▶ _Records of document pages and text_:
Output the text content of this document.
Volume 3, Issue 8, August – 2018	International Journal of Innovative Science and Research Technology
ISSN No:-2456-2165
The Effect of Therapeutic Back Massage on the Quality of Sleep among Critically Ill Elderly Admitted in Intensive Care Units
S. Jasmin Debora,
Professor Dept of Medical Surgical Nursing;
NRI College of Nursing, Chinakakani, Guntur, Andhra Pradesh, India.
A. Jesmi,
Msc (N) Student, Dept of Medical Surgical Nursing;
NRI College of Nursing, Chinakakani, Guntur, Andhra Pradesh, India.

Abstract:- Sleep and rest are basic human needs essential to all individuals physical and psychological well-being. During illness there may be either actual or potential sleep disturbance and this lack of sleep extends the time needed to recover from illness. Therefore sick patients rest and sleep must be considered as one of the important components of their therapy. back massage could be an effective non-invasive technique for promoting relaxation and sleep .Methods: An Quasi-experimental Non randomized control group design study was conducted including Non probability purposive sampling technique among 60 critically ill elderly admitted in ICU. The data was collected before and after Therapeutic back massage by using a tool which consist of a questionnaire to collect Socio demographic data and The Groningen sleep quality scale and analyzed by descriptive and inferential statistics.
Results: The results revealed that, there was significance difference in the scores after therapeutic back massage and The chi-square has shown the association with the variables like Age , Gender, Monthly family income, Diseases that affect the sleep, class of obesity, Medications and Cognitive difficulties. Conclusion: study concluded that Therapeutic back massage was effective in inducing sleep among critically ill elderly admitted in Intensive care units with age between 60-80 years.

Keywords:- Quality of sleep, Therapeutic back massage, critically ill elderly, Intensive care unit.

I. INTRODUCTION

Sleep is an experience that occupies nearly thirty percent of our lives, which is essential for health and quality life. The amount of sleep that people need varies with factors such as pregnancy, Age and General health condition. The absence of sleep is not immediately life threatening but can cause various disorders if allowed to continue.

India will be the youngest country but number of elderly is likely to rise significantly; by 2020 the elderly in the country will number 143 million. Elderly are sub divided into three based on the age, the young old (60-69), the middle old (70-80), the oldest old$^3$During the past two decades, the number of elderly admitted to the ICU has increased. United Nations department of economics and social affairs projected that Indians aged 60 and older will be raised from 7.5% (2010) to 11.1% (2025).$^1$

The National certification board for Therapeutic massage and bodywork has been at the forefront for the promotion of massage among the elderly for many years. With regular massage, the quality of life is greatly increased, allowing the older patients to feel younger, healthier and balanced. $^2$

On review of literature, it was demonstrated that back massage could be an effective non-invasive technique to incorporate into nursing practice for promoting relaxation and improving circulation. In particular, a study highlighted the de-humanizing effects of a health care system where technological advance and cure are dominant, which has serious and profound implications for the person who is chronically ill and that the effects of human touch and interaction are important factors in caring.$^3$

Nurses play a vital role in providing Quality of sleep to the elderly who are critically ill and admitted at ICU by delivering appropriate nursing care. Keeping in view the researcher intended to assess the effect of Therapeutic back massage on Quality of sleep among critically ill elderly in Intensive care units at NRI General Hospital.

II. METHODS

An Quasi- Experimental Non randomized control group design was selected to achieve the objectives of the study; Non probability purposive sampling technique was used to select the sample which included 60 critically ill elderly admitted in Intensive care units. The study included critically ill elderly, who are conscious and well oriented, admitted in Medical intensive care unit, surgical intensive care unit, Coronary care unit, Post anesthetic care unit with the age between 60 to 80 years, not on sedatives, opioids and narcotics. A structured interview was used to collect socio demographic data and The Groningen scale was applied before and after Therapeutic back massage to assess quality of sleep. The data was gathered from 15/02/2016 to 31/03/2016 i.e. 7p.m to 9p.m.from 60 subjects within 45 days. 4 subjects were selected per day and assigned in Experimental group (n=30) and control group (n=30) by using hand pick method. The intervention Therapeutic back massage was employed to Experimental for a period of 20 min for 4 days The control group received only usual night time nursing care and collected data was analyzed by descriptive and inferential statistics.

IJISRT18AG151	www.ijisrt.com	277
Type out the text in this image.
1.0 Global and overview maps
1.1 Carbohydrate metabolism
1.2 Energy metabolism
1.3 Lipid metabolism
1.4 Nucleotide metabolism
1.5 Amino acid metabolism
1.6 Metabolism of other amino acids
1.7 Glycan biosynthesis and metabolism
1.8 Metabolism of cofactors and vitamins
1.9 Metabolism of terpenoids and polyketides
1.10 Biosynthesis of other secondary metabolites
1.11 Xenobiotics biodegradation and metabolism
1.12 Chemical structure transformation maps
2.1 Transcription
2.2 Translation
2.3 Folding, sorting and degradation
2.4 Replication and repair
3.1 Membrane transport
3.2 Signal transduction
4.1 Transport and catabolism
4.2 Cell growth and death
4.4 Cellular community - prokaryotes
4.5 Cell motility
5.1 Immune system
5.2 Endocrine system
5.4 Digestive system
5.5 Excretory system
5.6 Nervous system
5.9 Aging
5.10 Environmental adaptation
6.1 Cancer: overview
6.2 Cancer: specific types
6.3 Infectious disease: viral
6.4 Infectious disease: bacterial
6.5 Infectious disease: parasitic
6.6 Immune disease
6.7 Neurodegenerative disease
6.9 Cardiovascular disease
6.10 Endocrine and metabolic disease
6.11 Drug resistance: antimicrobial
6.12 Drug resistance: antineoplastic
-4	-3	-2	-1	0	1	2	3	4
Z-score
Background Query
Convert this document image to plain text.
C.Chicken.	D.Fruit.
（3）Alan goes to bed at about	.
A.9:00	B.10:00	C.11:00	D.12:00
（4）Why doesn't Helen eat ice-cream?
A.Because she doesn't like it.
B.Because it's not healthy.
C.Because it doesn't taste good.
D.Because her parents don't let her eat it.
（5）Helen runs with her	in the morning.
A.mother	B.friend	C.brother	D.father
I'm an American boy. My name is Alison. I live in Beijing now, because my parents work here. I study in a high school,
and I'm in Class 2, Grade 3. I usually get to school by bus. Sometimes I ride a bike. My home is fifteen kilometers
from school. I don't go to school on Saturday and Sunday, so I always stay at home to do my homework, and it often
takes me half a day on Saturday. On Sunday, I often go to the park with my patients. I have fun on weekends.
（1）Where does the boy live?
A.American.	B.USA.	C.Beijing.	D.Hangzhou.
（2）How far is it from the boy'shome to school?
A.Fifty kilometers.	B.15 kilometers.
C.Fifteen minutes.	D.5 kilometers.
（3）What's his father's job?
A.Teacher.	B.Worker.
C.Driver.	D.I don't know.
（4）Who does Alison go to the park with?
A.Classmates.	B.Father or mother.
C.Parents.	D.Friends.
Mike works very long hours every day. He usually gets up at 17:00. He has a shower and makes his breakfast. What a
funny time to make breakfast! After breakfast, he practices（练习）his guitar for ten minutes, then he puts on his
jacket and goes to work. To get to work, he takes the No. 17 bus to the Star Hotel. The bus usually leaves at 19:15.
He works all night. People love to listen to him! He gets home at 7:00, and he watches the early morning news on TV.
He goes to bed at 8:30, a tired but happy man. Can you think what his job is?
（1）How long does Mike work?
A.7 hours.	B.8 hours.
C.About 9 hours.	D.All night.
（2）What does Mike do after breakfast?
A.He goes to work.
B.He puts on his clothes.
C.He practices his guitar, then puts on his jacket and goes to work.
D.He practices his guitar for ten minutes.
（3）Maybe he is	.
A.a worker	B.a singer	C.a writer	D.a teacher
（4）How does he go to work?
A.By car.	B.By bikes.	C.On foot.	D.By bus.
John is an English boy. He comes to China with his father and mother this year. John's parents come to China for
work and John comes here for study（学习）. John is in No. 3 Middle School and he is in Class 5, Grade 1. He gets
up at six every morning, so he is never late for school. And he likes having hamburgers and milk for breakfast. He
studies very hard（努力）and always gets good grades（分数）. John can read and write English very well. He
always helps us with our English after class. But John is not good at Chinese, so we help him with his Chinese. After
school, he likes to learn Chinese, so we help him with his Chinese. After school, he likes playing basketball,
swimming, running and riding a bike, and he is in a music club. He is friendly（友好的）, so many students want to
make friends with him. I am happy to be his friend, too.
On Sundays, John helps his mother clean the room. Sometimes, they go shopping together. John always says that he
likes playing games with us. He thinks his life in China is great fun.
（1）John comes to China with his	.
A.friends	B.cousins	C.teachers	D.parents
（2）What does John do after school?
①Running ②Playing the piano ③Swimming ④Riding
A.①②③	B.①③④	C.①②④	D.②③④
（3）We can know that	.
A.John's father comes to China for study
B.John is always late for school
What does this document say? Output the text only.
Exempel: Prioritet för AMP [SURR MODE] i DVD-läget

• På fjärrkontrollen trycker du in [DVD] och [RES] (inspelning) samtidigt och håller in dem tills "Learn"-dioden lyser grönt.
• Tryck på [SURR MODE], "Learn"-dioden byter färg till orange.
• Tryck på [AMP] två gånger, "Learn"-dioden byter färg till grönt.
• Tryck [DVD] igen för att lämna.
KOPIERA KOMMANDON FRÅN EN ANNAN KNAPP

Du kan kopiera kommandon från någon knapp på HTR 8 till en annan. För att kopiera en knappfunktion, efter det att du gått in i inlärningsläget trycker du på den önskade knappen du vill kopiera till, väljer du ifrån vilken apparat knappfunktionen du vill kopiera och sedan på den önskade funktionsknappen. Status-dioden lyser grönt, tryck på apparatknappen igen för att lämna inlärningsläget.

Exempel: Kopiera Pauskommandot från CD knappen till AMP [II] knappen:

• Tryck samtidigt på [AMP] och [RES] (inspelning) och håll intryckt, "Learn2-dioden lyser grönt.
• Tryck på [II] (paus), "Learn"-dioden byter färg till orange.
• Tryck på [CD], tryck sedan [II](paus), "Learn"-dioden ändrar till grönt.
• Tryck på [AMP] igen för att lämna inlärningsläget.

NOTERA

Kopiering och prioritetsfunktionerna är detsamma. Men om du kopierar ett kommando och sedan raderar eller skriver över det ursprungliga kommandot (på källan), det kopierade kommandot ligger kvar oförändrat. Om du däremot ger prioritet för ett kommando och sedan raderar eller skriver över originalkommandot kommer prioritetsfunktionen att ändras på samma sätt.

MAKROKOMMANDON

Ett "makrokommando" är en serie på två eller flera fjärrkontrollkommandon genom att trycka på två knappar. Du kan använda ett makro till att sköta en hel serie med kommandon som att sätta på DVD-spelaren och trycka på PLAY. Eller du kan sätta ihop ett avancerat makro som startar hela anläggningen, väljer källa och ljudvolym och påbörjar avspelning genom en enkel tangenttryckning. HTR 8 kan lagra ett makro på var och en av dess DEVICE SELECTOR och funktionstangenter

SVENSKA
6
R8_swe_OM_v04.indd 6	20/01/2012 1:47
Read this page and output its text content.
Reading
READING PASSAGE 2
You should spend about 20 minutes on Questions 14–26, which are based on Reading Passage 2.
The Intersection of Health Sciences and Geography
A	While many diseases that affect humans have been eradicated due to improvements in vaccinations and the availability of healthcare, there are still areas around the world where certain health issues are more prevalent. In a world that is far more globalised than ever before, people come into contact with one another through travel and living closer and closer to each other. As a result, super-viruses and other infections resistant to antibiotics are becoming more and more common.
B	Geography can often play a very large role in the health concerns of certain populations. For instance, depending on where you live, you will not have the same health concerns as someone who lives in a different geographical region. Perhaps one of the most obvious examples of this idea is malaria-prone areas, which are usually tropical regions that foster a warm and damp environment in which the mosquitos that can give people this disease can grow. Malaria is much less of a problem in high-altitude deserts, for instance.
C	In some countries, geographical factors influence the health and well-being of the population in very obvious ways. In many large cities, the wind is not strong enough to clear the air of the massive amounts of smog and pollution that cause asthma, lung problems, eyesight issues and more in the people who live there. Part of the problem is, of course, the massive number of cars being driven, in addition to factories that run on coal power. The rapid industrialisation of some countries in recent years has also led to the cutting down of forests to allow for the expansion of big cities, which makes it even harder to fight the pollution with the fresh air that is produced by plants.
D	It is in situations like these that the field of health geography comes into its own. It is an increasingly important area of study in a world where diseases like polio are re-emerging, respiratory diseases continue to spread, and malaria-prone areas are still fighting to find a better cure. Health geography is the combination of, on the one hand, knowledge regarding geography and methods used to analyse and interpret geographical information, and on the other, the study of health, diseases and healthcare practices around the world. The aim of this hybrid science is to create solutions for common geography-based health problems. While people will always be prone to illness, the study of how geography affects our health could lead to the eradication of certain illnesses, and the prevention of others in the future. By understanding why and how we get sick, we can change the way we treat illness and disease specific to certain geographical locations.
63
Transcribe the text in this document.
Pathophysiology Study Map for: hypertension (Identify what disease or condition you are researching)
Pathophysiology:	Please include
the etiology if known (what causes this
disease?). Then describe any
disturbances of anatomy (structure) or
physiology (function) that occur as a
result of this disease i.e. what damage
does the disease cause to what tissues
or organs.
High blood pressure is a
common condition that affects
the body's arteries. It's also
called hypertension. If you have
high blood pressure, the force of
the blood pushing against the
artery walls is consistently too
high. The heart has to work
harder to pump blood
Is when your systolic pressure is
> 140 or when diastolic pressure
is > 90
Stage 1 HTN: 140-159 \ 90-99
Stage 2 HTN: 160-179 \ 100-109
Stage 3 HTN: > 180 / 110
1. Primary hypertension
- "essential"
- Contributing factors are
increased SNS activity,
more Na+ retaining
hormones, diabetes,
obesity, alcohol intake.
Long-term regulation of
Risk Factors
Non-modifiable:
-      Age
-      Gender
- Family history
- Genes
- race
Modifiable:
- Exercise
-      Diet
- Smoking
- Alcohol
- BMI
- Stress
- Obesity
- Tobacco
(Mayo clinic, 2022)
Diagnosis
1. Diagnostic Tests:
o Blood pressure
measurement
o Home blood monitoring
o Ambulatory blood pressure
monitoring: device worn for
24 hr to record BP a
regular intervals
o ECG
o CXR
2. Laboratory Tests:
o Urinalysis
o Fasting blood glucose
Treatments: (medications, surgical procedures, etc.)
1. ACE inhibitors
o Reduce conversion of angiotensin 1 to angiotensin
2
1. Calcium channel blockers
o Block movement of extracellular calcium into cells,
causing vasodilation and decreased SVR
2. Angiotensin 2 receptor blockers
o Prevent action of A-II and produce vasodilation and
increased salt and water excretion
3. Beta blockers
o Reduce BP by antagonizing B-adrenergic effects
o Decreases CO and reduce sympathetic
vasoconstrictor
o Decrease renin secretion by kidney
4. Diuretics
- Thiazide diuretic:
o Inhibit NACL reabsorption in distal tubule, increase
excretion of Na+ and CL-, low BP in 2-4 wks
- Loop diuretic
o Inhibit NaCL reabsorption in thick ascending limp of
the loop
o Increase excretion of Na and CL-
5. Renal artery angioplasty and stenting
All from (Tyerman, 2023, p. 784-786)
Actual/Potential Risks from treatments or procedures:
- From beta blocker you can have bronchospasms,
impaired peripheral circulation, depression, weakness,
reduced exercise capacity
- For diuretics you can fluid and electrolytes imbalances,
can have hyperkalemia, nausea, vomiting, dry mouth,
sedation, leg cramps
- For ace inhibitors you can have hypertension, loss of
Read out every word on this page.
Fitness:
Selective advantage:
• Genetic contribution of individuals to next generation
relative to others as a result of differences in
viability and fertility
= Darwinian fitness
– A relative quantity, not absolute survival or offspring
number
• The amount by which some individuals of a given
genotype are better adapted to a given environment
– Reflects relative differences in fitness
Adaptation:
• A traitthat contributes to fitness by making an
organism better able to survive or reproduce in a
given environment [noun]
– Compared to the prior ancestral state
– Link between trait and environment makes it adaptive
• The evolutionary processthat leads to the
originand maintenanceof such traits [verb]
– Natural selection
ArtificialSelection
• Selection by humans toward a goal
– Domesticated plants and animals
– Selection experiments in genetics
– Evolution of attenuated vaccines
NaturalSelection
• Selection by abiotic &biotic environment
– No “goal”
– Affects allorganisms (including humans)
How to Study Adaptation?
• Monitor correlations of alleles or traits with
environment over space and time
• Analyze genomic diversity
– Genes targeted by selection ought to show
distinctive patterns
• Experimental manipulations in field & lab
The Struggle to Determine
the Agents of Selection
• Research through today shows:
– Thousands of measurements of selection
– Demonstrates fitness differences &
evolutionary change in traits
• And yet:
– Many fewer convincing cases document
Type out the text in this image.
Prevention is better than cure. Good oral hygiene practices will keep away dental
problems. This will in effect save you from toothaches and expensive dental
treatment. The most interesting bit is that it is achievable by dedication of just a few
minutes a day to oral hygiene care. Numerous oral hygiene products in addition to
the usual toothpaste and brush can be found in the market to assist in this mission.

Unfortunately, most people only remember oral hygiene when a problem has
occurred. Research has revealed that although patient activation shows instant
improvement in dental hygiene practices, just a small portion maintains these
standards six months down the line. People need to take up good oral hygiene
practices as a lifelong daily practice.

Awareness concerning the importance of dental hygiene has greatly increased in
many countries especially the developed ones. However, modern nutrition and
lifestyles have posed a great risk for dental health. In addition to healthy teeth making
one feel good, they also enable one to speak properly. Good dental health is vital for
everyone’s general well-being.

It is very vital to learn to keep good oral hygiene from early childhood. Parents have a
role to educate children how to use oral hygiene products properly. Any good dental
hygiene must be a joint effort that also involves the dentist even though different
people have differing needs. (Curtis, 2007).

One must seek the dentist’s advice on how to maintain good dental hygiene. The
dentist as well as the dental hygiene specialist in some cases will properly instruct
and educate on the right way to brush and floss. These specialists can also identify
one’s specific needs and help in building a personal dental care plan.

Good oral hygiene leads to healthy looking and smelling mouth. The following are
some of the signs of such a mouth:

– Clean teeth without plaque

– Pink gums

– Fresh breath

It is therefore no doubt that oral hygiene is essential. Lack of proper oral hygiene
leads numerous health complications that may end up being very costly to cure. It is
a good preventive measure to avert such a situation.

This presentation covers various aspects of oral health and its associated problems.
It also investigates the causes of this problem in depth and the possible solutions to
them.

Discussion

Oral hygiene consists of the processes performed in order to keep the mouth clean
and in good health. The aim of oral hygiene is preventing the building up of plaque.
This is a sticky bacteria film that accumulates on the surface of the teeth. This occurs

▶ _Task to carry out_:
If a line in the data above includes the string "works", copy it.

▶ _Task answer_:
Mike works very long hours every day. He usually gets up at 17:00. He has a shower and makes his breakfast. What a
He works all night. People love to listen to him! He gets home at 7:00, and he watches the early morning news on TV.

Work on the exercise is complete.